Locate every line in the records below that holds the word "西米学府团队大数据统计" and return each one.

(Dataset items)
────────────────────────────────────────
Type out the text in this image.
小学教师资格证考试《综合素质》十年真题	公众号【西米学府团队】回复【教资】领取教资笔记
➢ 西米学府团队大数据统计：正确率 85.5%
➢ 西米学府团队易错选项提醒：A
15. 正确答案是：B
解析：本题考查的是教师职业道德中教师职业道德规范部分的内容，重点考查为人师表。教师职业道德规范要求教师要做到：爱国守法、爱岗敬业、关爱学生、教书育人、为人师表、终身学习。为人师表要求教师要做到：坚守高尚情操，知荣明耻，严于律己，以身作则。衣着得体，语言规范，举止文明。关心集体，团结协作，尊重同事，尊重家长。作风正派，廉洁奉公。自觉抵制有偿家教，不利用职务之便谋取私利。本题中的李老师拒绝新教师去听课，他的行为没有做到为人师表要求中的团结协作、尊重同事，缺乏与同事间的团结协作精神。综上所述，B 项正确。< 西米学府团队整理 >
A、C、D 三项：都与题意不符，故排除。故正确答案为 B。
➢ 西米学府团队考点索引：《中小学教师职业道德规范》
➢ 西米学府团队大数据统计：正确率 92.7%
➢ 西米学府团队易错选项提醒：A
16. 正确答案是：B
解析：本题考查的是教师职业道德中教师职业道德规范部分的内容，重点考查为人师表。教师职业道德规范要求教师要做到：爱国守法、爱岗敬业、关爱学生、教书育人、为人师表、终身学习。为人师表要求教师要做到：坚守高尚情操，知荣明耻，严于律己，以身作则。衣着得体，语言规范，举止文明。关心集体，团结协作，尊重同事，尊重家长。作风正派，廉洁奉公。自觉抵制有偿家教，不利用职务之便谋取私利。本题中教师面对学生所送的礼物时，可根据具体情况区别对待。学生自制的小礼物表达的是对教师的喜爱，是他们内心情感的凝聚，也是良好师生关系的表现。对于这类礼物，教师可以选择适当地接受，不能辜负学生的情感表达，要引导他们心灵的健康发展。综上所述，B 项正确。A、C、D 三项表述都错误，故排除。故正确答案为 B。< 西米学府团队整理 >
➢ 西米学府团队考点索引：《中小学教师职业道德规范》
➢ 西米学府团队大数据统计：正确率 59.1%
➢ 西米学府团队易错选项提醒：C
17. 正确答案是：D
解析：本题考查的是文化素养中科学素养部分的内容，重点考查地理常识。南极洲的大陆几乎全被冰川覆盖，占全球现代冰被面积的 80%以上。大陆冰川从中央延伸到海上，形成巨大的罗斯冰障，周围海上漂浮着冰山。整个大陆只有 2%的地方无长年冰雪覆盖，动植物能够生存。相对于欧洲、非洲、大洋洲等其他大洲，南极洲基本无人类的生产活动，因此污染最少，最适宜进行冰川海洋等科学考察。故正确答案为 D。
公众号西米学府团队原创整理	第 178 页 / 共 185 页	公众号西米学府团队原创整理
────────────────────────────────────────
#### RESPONSE:
➢ 西米学府团队大数据统计：正确率 85.5%
➢ 西米学府团队大数据统计：正确率 92.7%
➢ 西米学府团队大数据统计：正确率 59.1%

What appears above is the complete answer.